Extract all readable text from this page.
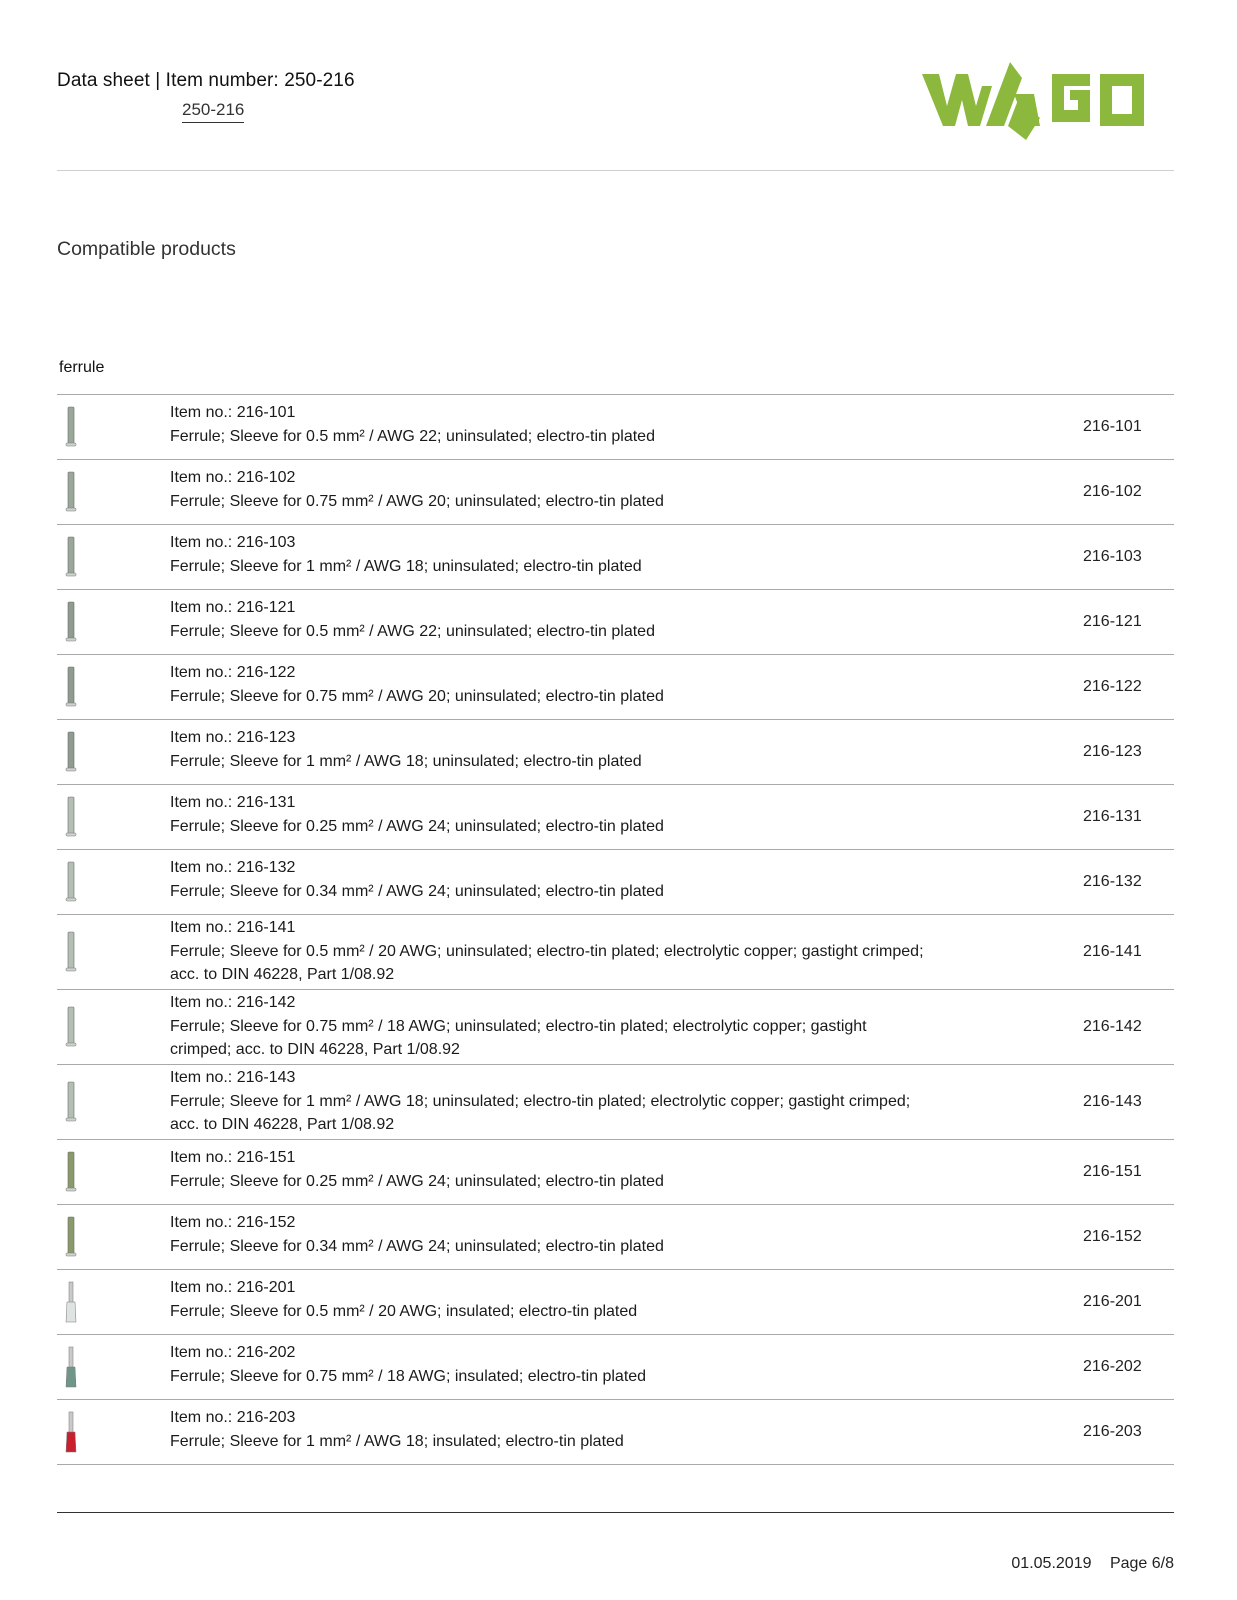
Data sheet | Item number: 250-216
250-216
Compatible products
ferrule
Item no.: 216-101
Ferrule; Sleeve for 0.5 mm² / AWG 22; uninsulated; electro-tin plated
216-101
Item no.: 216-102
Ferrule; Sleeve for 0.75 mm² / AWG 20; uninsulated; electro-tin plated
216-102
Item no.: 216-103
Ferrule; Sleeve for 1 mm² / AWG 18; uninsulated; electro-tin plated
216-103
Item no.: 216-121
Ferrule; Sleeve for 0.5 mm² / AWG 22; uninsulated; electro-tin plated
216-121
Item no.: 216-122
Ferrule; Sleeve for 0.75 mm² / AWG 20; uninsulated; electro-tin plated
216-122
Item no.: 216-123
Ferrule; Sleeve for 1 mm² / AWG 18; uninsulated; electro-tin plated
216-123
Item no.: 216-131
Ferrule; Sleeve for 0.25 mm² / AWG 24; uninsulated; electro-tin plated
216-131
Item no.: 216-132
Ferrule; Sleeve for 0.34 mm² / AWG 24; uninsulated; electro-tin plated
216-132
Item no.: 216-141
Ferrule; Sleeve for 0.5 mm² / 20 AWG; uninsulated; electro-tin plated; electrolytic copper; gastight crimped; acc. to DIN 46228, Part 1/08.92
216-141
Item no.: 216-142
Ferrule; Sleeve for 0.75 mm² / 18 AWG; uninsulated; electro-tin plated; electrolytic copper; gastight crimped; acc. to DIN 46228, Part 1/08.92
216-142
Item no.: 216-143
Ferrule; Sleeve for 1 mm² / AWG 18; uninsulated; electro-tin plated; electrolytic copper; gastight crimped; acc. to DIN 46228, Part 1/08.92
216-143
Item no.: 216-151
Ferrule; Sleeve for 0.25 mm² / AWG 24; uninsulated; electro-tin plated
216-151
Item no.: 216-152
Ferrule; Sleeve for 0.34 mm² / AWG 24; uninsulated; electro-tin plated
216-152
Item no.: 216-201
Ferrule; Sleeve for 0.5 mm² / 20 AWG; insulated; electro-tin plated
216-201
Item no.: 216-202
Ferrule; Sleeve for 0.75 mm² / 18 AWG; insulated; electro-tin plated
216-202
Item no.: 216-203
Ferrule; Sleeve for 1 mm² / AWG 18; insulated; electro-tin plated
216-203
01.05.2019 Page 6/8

**Objective:** Reproduce the whole listing exactly, but not the images in it.

**Task answer:**
Extract all readable text from this page.
Data sheet | Item number: 250-216
250-216
Compatible products
ferrule
Item no.: 216-101
Ferrule; Sleeve for 0.5 mm² / AWG 22; uninsulated; electro-tin plated
216-101
Item no.: 216-102
Ferrule; Sleeve for 0.75 mm² / AWG 20; uninsulated; electro-tin plated
216-102
Item no.: 216-103
Ferrule; Sleeve for 1 mm² / AWG 18; uninsulated; electro-tin plated
216-103
Item no.: 216-121
Ferrule; Sleeve for 0.5 mm² / AWG 22; uninsulated; electro-tin plated
216-121
Item no.: 216-122
Ferrule; Sleeve for 0.75 mm² / AWG 20; uninsulated; electro-tin plated
216-122
Item no.: 216-123
Ferrule; Sleeve for 1 mm² / AWG 18; uninsulated; electro-tin plated
216-123
Item no.: 216-131
Ferrule; Sleeve for 0.25 mm² / AWG 24; uninsulated; electro-tin plated
216-131
Item no.: 216-132
Ferrule; Sleeve for 0.34 mm² / AWG 24; uninsulated; electro-tin plated
216-132
Item no.: 216-141
Ferrule; Sleeve for 0.5 mm² / 20 AWG; uninsulated; electro-tin plated; electrolytic copper; gastight crimped; acc. to DIN 46228, Part 1/08.92
216-141
Item no.: 216-142
Ferrule; Sleeve for 0.75 mm² / 18 AWG; uninsulated; electro-tin plated; electrolytic copper; gastight crimped; acc. to DIN 46228, Part 1/08.92
216-142
Item no.: 216-143
Ferrule; Sleeve for 1 mm² / AWG 18; uninsulated; electro-tin plated; electrolytic copper; gastight crimped; acc. to DIN 46228, Part 1/08.92
216-143
Item no.: 216-151
Ferrule; Sleeve for 0.25 mm² / AWG 24; uninsulated; electro-tin plated
216-151
Item no.: 216-152
Ferrule; Sleeve for 0.34 mm² / AWG 24; uninsulated; electro-tin plated
216-152
Item no.: 216-201
Ferrule; Sleeve for 0.5 mm² / 20 AWG; insulated; electro-tin plated
216-201
Item no.: 216-202
Ferrule; Sleeve for 0.75 mm² / 18 AWG; insulated; electro-tin plated
216-202
Item no.: 216-203
Ferrule; Sleeve for 1 mm² / AWG 18; insulated; electro-tin plated
216-203
01.05.2019 Page 6/8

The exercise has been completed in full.